━━━ Exercise inputs ━━━

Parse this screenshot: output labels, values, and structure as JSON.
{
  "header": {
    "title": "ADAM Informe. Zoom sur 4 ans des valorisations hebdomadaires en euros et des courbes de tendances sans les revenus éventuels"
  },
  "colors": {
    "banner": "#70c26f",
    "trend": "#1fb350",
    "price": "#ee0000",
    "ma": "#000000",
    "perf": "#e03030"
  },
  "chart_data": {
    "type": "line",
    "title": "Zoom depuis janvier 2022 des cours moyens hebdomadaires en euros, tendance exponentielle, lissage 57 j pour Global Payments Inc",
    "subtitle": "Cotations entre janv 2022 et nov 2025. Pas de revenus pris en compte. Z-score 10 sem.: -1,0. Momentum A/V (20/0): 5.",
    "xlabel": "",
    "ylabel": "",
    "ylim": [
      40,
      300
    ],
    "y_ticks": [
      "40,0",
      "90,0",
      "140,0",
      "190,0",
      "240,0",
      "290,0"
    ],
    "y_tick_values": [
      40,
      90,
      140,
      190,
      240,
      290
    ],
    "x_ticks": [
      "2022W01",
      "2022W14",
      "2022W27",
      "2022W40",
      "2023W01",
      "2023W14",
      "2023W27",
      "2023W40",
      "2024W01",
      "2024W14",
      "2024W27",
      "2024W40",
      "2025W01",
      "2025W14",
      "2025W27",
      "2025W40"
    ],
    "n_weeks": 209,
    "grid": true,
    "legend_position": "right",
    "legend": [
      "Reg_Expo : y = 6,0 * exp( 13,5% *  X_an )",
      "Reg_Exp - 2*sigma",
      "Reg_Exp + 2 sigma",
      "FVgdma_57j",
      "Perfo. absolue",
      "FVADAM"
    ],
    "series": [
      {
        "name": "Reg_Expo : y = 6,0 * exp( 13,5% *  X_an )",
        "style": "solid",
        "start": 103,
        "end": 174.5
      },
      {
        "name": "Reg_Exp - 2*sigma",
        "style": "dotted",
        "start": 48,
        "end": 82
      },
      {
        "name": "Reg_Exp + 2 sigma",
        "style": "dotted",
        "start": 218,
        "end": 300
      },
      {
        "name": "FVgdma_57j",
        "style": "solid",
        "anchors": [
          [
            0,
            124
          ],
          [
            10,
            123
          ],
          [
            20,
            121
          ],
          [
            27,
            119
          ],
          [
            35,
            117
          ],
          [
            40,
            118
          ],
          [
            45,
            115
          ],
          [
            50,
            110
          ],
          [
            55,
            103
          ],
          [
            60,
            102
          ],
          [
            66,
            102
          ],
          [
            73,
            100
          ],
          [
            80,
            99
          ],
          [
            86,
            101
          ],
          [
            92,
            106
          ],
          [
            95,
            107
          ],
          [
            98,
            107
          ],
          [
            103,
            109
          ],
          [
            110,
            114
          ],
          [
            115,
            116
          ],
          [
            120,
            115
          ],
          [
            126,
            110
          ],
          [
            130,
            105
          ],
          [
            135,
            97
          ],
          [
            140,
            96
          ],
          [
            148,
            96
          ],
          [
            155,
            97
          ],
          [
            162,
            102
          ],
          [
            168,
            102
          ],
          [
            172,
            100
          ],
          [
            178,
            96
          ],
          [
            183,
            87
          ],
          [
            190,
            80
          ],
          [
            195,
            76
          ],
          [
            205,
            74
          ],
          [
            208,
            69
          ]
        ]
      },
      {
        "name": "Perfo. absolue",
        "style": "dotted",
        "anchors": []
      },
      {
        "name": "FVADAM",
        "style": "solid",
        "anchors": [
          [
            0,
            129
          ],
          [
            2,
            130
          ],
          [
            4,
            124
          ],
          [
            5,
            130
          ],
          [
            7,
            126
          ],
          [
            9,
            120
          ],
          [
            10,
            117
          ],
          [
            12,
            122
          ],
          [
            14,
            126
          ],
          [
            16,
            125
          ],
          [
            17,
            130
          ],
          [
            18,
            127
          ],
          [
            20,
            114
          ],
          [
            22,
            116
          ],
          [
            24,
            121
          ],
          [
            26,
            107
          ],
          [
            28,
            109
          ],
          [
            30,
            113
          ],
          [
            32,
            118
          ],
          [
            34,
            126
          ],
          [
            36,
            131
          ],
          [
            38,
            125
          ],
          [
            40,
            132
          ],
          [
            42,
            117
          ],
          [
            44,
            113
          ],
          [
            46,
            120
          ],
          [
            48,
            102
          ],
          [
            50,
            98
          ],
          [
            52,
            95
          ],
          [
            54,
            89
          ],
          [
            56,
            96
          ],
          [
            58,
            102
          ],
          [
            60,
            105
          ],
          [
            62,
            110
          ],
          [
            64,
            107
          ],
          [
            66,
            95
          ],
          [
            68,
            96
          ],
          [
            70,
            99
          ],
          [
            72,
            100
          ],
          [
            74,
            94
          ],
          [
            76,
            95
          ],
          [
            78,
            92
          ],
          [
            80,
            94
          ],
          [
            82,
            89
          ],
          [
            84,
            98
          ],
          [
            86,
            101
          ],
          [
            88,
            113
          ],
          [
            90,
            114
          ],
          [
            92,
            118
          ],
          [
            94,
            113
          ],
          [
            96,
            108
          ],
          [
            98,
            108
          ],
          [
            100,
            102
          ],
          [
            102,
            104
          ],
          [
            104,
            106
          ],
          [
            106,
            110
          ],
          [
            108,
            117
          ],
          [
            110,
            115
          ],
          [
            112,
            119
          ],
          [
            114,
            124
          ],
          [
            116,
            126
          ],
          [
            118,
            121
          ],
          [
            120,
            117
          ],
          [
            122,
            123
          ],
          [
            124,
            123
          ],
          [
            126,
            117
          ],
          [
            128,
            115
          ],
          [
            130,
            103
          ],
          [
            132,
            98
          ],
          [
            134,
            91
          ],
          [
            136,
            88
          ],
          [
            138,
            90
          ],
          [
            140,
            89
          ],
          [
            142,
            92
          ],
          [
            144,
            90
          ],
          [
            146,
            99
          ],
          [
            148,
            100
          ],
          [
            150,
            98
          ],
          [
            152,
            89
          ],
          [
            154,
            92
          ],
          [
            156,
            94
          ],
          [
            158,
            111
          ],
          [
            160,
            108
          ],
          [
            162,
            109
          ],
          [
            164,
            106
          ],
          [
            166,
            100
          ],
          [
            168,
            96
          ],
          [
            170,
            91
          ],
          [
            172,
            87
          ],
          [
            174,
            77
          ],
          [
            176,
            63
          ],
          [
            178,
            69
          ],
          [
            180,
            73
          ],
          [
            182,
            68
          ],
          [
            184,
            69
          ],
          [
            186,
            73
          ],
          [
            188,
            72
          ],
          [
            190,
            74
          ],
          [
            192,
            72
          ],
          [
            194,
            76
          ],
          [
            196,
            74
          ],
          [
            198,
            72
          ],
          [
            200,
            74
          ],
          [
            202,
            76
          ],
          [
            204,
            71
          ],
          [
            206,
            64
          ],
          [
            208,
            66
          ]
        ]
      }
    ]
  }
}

━━━
━━━ Exercise inputs ━━━

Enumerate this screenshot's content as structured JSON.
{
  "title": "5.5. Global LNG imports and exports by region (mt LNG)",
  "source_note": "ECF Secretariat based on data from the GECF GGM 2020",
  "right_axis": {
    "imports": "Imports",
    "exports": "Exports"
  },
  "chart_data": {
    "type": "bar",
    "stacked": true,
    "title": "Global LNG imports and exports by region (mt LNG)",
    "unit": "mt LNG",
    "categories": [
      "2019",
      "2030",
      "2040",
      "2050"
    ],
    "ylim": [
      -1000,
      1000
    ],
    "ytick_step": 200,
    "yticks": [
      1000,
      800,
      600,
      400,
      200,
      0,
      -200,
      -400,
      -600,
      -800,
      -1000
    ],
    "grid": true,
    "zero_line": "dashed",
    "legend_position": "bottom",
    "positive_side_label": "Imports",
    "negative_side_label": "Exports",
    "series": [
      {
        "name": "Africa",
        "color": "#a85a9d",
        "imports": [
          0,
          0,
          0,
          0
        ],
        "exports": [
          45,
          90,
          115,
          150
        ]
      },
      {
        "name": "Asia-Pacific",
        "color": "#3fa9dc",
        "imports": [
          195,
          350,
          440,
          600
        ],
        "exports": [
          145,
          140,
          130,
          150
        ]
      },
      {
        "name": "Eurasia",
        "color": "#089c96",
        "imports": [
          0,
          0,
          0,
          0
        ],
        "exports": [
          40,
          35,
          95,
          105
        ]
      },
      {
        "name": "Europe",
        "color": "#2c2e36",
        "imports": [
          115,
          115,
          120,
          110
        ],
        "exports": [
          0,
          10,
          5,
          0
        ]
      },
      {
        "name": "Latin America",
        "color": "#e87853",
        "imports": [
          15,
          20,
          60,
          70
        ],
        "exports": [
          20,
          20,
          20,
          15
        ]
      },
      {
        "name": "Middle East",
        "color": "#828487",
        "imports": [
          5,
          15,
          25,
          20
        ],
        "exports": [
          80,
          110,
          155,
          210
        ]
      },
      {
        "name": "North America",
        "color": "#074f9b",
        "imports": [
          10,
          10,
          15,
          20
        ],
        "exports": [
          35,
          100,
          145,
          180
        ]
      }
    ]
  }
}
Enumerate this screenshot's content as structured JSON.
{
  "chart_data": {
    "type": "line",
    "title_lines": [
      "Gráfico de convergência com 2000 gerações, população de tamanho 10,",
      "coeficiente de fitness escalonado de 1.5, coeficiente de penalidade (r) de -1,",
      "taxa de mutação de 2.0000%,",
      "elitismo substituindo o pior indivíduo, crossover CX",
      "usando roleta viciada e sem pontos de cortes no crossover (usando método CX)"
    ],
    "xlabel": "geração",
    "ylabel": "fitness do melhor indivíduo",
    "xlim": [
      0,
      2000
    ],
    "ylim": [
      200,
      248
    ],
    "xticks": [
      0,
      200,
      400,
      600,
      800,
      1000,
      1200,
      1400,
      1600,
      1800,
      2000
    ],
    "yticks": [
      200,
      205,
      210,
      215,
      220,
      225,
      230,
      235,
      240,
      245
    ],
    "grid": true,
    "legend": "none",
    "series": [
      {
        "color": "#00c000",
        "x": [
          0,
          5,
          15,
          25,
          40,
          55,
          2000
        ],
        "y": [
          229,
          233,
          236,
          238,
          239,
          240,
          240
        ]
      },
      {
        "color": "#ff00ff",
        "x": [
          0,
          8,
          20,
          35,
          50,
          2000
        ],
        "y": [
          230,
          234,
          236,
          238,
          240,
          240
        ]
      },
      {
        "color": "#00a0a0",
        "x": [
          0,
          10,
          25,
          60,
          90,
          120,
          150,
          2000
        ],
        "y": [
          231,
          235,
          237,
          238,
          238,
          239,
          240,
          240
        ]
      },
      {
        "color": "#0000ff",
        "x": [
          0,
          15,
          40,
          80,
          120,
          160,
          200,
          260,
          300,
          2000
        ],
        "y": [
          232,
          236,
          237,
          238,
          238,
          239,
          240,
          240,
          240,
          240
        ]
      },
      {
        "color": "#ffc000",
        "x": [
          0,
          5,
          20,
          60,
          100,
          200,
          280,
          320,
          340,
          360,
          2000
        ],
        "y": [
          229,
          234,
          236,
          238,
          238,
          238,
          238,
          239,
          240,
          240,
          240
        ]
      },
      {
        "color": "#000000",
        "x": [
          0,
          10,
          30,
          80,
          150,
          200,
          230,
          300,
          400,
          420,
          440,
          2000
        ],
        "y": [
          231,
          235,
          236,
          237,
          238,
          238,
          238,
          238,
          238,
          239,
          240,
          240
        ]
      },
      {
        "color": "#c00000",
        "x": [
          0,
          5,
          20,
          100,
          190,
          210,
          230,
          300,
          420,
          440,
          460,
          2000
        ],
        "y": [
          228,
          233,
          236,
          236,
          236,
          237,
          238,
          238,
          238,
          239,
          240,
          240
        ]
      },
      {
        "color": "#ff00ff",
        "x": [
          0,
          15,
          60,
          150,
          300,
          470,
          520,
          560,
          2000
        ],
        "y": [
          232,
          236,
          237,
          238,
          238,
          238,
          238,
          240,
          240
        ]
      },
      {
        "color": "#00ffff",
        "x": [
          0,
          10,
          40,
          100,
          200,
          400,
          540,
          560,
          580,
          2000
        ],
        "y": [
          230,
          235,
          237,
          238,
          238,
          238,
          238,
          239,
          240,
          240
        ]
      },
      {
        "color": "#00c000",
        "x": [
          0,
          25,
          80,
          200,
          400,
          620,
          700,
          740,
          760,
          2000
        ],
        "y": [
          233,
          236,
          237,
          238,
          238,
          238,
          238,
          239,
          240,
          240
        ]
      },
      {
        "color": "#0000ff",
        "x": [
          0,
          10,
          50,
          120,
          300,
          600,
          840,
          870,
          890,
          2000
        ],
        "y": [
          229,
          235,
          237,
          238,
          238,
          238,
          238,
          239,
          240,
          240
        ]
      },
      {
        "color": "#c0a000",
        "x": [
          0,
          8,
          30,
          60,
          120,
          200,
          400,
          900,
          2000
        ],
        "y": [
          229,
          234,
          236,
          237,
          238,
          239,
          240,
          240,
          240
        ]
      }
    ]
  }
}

━━━
━━━ Exercise inputs ━━━

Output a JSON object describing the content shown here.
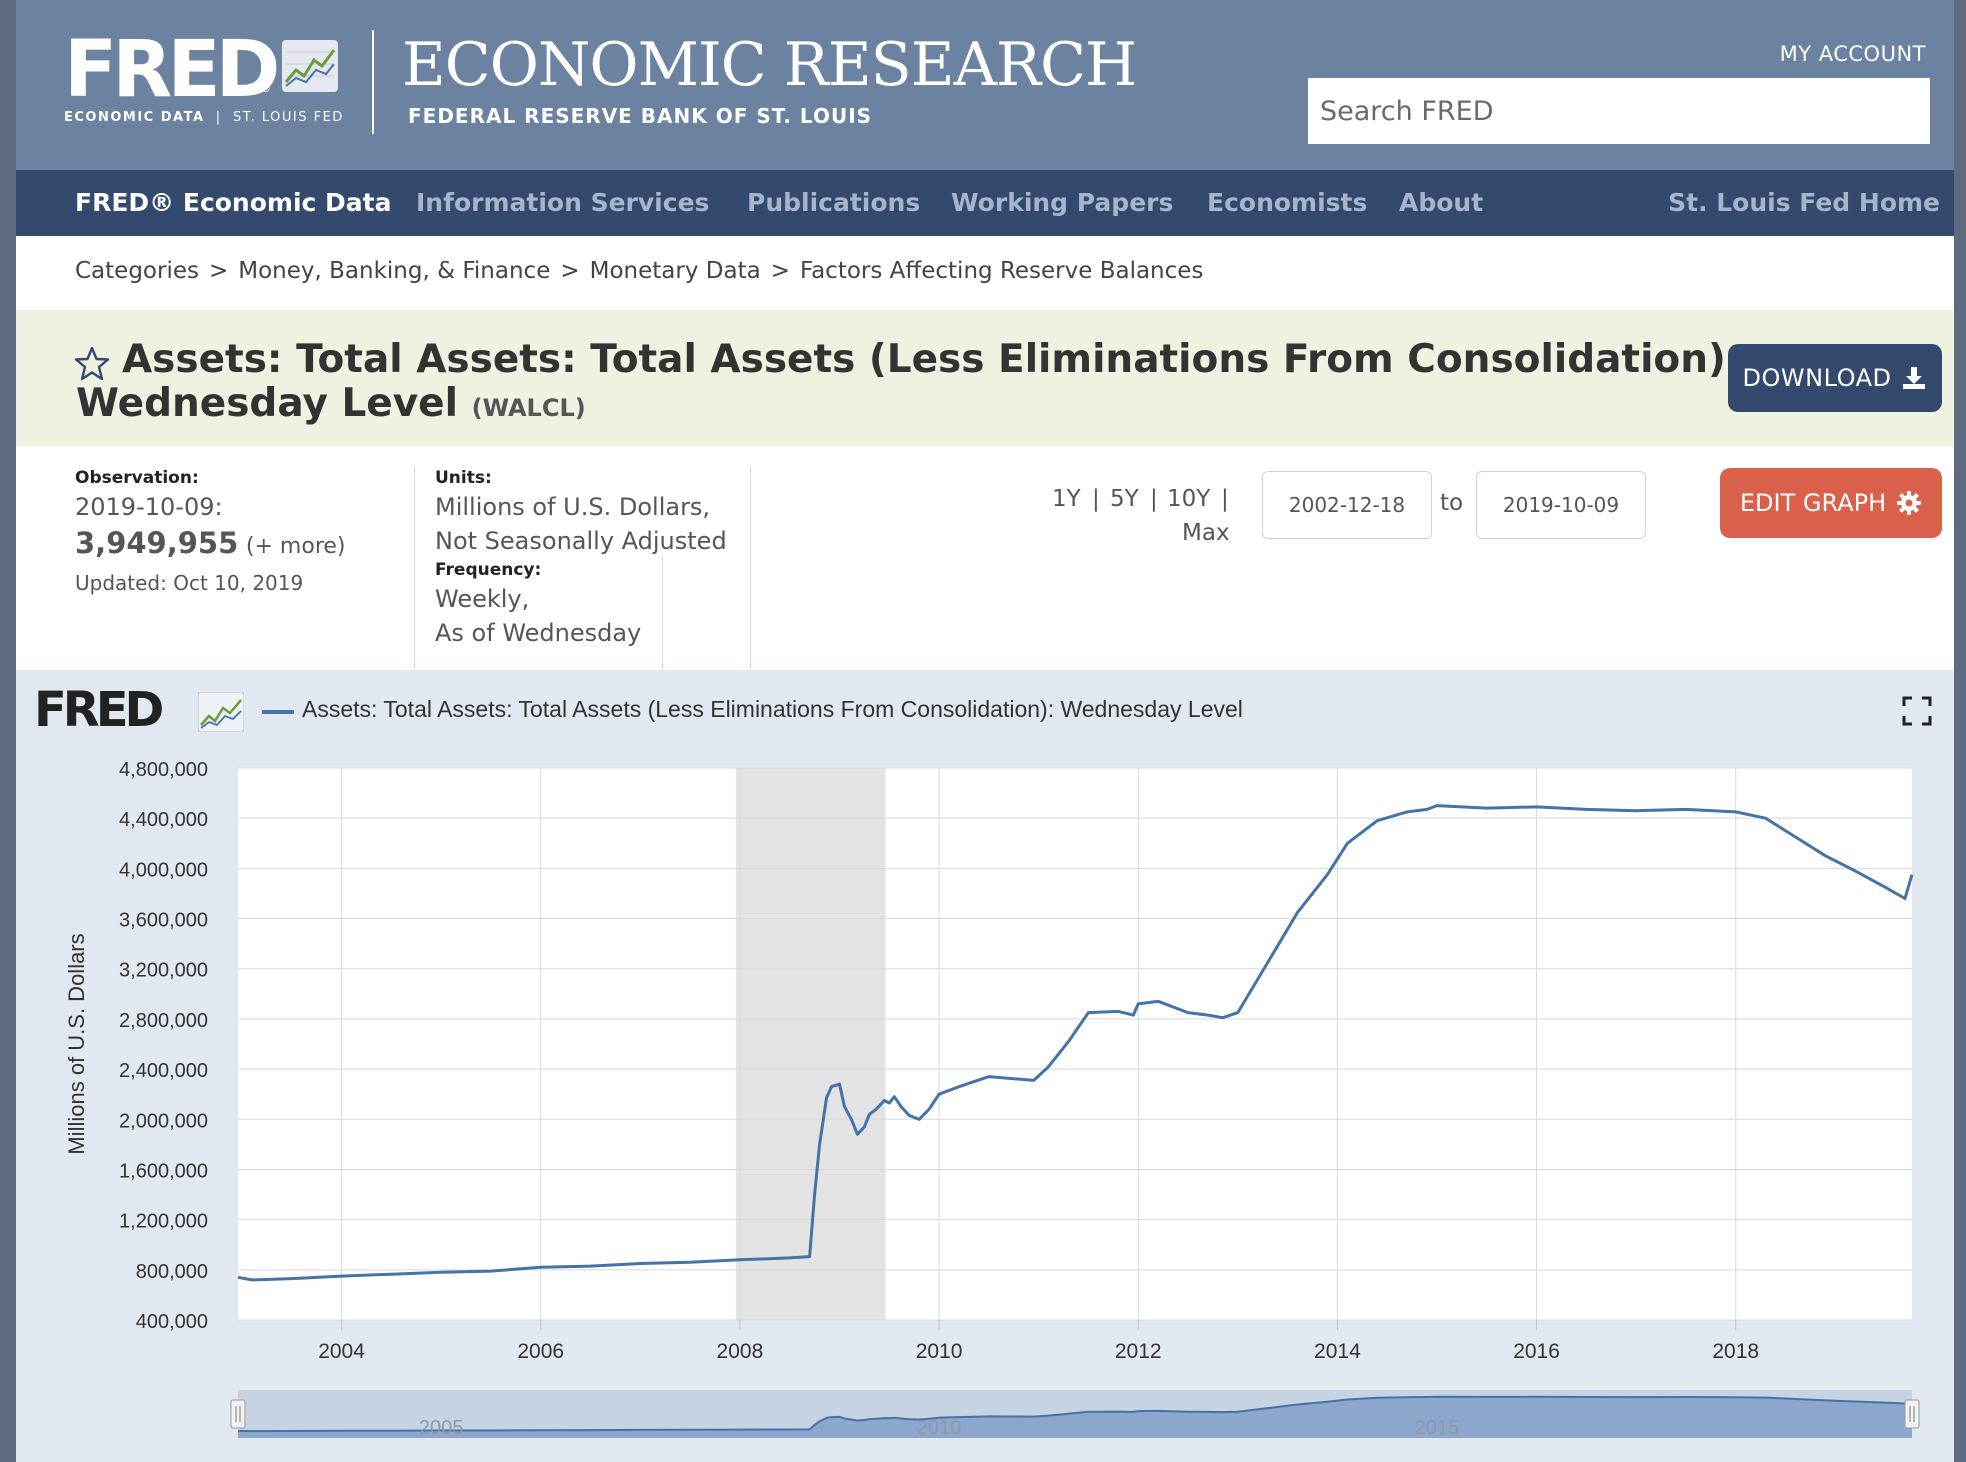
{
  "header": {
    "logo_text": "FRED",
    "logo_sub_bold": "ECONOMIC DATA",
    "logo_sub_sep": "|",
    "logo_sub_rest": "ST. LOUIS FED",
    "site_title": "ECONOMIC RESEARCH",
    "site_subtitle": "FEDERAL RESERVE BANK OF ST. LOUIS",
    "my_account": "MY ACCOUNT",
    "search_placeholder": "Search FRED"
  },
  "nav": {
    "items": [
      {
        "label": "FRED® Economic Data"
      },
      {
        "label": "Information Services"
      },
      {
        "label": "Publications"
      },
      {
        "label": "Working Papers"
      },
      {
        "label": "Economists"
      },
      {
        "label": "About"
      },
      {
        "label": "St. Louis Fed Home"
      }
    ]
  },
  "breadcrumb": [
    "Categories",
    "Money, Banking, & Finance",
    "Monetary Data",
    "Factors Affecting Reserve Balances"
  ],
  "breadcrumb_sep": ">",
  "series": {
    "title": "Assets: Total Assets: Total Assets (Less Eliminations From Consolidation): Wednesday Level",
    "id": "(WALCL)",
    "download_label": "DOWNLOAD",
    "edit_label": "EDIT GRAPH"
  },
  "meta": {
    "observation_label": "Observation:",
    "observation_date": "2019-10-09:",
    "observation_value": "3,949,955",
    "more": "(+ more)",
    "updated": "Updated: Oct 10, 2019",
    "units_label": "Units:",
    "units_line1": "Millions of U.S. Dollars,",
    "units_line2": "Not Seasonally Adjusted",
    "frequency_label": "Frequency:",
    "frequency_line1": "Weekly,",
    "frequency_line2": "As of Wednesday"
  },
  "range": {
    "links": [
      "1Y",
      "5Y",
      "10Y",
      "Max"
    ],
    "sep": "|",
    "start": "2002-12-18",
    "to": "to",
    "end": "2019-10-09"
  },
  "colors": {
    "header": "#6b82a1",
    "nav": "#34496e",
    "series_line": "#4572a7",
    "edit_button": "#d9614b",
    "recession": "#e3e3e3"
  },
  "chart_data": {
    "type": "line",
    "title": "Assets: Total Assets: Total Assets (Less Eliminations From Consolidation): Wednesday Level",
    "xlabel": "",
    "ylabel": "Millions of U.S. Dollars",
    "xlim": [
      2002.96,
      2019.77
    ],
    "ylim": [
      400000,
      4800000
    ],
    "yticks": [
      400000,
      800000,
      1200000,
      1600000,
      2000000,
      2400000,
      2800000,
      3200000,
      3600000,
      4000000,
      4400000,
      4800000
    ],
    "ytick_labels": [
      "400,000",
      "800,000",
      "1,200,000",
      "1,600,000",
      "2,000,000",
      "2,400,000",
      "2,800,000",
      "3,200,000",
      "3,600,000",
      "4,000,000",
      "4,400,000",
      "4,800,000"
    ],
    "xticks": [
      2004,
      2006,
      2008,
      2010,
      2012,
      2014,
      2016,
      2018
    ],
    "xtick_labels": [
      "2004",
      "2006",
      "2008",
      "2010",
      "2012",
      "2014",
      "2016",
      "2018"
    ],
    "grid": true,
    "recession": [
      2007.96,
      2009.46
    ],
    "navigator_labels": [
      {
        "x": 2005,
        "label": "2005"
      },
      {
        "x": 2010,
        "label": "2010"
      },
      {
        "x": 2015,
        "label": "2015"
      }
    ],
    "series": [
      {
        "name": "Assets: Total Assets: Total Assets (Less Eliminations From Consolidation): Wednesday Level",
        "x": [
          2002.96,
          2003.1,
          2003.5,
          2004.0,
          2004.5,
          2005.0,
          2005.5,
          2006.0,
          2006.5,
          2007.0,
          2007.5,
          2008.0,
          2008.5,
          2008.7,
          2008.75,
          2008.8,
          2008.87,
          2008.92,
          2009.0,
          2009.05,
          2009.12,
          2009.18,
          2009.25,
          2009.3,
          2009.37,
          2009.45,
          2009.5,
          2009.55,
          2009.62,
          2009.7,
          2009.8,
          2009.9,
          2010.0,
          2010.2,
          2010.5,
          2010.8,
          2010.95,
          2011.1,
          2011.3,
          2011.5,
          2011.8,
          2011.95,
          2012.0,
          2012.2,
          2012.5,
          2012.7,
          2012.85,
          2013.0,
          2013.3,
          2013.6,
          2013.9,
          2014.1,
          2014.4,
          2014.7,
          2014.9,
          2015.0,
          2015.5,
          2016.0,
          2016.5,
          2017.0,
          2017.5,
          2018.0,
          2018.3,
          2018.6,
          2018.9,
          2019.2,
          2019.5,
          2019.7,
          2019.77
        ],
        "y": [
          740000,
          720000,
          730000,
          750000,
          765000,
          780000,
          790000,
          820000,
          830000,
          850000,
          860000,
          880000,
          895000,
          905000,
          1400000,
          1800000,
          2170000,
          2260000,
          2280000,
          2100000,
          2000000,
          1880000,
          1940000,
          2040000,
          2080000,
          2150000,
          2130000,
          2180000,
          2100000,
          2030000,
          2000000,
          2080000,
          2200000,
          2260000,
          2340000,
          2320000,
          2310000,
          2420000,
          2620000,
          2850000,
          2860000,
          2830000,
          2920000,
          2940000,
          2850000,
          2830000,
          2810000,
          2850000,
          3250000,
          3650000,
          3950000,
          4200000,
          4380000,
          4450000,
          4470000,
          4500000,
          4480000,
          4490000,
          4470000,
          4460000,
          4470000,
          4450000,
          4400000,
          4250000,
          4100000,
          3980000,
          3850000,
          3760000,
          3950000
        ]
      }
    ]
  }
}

━━━

**What is expected:** State the count of lines that contain the string "Dollars". Nothing else is needed.

**Result below:** 2